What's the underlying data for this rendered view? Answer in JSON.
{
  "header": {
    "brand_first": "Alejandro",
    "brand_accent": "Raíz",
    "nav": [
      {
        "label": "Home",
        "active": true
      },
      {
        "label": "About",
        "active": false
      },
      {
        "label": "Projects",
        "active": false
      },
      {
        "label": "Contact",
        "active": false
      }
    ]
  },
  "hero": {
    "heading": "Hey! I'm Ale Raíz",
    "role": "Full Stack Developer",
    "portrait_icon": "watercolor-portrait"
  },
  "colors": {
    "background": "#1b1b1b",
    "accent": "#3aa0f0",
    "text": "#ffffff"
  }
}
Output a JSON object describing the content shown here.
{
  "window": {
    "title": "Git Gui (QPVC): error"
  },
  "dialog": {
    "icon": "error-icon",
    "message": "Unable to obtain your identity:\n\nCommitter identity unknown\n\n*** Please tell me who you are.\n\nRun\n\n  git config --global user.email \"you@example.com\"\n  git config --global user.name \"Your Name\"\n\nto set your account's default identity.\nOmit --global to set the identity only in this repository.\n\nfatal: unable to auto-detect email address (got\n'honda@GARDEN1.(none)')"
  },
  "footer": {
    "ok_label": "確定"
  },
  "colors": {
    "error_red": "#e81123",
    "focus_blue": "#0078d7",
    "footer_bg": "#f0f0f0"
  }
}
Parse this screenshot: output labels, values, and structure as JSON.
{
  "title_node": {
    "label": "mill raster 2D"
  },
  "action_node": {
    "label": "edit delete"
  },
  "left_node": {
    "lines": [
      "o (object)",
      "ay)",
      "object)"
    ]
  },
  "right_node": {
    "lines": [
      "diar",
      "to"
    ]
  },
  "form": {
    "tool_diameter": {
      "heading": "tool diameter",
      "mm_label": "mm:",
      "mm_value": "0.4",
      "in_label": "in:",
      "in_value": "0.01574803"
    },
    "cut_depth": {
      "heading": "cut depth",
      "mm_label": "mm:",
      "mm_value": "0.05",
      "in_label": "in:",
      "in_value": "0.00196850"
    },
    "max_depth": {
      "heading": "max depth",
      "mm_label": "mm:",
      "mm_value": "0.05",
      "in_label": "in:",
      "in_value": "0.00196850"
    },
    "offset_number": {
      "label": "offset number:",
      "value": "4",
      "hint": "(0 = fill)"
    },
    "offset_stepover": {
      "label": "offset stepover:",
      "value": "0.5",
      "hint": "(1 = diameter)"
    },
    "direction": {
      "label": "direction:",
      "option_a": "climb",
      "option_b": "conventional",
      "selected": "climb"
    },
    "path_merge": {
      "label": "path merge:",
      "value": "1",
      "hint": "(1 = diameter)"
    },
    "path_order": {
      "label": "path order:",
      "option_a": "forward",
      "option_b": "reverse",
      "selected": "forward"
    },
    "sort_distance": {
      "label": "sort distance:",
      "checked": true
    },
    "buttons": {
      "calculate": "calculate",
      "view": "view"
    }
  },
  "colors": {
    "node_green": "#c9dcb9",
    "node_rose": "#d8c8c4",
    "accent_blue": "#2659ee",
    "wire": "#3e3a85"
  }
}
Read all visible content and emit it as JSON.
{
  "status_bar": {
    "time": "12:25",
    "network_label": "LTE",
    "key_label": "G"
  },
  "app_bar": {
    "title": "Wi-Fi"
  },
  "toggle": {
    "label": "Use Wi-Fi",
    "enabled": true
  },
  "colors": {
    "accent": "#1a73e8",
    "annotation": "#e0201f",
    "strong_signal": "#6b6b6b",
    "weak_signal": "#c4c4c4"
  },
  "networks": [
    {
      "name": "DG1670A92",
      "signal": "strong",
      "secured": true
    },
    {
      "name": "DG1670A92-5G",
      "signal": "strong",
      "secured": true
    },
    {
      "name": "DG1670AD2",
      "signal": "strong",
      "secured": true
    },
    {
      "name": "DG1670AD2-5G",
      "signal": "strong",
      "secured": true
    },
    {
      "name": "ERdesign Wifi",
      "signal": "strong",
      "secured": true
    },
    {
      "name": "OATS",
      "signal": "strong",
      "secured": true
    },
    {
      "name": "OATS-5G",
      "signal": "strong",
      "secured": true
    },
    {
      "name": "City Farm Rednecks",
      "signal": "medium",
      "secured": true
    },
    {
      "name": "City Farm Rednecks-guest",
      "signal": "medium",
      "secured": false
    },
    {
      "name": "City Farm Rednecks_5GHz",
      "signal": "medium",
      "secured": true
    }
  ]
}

------

Extract every line containing the string "City" from the data above.

      "name": "City Farm Rednecks",
      "name": "City Farm Rednecks-guest",
      "name": "City Farm Rednecks_5GHz",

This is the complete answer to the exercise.